Text excerpt:

_ _ _ _

Concerning lymph node category, the 8th TNM edition included ENE, defined as the extension of metastatic carcinoma from within a lymph node through the fibrous capsule and into the surrounding connective tissue 10. In detail, the extranodal extension < 3 cm in diameter in a single node is staged as pN2a, and all other cases with ENE (ENE+) are classified as pN3b 10-12.
The purpose of this study, comparing the three versions of TNM, was to evaluate the performance of recent editions (2020) of the AJCC Cancer Staging Manual to understand how it improves oral tongue cancer staging considering the main prognostic factors (ENE, DOI, tumour diameter) and how it may better define and stratify prognosis.
Materials and methods
This is a retrospective cohort of 300 consecutive patients affected by oral tongue squamous cell carcinoma (OTSCC) treated with surgery and adjuvant therapy at the Division of Otorhinolaryngology and Head and Neck Surgery of the European Institute of Oncology, IRCCS (IEO) from January 2010 to December 2017.
Inclusion criteria was newly diagnosed with mobile tongue squamous cell carcinoma treated with surgery followed by adjuvant therapy based on histopathological findings and all stages according to AJCC 7th edition.
We excluded pre-treated patients (prior surgery, radiotherapy, radio-chemotherapy), other histotypes than SCC, and the presence of distant metastasis at diagnosis.
According to the good clinical practice guideline, all useful variables and study data were collected and analysed in a specifically-designed database.

_ _ _ _

Record set:
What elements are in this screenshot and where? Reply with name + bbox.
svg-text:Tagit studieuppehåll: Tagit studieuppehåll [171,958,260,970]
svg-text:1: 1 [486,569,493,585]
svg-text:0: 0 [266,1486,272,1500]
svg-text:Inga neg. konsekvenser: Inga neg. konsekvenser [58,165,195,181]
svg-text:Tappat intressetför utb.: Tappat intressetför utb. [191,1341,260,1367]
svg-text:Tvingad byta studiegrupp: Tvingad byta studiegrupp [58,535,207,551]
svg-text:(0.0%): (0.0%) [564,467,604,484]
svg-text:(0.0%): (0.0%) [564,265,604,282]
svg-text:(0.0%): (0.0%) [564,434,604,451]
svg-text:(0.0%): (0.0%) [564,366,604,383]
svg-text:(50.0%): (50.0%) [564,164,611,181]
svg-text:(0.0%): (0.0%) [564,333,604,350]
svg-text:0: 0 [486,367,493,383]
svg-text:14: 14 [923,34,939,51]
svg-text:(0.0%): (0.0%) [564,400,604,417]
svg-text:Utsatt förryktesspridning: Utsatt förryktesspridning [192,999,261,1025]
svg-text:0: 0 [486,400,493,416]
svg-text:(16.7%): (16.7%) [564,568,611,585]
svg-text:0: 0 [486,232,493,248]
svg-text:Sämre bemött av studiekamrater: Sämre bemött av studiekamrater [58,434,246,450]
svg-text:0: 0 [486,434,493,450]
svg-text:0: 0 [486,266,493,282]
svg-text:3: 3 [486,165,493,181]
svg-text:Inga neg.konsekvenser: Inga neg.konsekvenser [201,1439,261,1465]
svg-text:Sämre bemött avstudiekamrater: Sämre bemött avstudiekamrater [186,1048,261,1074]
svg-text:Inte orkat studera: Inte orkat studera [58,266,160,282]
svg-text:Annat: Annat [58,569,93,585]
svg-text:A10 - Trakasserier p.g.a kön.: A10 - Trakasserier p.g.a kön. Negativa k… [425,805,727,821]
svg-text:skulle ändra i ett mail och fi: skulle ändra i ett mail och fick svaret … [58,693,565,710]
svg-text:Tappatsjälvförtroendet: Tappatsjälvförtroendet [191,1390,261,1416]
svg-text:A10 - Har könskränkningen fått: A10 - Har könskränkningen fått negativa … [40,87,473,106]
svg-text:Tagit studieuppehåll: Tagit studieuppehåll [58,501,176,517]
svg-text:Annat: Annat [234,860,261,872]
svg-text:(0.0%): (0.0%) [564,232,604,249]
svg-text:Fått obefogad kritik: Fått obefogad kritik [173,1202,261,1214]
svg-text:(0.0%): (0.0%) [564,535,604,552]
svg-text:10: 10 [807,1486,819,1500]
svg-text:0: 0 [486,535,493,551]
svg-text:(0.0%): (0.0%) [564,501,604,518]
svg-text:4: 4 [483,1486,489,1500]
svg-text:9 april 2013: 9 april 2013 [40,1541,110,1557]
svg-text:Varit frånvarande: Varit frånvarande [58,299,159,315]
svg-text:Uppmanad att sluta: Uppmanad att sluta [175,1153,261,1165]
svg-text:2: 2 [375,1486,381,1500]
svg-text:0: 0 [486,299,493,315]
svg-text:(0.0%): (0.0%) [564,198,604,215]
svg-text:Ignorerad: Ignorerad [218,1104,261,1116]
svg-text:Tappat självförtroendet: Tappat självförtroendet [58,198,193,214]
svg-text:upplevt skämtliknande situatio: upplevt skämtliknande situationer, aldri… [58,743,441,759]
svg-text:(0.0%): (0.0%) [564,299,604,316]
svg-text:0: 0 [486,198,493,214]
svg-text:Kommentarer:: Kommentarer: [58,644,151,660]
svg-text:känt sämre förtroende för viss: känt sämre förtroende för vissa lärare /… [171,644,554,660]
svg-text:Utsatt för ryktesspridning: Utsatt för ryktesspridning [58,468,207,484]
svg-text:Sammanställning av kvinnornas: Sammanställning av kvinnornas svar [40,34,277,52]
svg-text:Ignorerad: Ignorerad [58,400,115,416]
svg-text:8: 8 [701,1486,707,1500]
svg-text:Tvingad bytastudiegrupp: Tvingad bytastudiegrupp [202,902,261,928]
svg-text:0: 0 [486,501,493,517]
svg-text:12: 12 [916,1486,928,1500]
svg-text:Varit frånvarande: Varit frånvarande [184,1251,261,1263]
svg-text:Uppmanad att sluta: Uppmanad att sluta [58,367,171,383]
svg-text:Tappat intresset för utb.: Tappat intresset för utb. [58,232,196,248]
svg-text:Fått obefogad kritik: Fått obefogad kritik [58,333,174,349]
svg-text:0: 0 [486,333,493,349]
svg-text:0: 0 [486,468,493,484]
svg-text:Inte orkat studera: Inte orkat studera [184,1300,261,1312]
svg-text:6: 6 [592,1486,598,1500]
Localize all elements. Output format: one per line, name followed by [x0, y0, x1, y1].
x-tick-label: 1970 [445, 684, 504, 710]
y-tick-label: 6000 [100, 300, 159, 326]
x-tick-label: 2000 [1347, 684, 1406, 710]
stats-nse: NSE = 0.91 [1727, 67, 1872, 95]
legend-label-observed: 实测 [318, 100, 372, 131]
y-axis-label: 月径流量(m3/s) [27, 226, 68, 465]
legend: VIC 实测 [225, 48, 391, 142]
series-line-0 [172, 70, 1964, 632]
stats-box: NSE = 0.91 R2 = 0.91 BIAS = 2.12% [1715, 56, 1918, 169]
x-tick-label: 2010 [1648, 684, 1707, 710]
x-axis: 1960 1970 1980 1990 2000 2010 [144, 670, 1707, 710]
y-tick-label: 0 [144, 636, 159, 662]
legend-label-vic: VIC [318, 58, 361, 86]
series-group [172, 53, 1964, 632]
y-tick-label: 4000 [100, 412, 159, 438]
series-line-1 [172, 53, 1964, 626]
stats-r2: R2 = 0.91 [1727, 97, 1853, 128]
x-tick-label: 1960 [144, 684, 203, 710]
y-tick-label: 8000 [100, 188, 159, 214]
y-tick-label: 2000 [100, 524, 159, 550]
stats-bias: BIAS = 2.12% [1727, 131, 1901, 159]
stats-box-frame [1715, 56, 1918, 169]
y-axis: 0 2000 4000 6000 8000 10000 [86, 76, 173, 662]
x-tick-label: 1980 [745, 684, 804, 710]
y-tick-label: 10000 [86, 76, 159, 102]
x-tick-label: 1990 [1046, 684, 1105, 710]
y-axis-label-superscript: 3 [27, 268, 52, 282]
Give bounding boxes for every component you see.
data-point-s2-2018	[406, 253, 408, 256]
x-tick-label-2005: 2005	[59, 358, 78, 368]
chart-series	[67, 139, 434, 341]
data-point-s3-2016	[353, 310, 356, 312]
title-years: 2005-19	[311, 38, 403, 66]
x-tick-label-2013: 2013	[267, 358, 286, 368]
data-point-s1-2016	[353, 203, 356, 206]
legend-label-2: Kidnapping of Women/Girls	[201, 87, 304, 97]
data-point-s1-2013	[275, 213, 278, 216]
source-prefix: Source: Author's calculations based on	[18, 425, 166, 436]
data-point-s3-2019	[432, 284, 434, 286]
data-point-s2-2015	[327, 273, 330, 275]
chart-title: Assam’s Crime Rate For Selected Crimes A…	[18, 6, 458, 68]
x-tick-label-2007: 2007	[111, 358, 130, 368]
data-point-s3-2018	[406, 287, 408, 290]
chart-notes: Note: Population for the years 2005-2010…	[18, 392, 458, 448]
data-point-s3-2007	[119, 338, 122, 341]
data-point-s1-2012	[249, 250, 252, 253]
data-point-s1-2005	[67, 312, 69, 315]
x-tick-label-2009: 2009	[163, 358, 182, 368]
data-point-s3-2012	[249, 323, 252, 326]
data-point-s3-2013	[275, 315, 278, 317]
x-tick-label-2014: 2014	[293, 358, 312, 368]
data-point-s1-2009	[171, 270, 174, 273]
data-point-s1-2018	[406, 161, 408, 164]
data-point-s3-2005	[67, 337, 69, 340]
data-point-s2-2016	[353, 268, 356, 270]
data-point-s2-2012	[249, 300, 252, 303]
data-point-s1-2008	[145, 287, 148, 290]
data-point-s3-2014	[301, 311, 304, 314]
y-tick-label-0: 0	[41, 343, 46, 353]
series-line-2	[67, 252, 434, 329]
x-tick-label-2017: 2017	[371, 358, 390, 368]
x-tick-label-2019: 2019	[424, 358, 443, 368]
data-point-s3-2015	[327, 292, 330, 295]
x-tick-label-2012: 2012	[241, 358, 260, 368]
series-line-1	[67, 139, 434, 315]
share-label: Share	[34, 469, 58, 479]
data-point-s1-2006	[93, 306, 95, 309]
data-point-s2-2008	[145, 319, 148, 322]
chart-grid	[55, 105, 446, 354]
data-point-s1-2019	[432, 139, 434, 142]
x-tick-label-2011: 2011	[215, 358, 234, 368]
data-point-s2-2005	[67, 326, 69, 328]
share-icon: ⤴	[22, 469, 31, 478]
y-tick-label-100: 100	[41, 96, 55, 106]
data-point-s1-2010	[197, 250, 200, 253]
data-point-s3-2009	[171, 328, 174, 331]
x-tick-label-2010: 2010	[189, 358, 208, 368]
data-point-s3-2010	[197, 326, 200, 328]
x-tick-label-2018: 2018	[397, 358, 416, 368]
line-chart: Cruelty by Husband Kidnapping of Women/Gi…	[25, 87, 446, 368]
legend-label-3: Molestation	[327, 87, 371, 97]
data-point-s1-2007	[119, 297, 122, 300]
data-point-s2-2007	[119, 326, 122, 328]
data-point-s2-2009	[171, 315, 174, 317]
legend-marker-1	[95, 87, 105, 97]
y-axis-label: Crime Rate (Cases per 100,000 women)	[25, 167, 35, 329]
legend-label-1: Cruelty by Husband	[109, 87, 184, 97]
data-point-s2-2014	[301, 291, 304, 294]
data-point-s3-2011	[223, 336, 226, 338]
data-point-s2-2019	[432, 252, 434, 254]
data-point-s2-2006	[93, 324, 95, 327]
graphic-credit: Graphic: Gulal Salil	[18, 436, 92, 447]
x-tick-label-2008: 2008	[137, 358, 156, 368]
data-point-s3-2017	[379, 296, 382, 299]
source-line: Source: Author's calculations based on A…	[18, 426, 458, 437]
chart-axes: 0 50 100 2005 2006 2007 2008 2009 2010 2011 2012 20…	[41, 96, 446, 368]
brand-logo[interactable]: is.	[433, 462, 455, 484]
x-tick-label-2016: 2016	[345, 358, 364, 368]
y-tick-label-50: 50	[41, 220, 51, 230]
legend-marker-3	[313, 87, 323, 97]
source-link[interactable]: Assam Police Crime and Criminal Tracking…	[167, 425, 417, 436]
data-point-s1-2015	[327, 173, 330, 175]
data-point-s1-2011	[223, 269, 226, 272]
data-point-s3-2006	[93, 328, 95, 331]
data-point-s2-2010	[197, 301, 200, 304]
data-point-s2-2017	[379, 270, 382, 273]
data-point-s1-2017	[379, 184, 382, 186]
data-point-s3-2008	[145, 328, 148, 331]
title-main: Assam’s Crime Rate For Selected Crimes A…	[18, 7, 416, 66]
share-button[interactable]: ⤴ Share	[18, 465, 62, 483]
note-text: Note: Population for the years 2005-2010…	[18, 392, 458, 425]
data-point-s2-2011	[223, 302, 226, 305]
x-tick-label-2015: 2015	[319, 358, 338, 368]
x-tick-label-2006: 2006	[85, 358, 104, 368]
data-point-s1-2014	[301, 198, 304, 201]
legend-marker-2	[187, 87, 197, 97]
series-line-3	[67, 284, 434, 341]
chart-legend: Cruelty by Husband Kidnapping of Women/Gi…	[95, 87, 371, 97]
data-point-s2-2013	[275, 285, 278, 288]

_ _ _ _

Problem details:
Answer these questions from the oral tongue cancer staging text:
1. Under the 8th TNM edition, what stage is given to extranodal extension under 3 cm in diameter in a single node?
2. How many patients were in the retrospective cohort?
3. During what period were these patients treated?

Problem solution:
1. pN2a
2. 300
3. From January 2010 to December 2017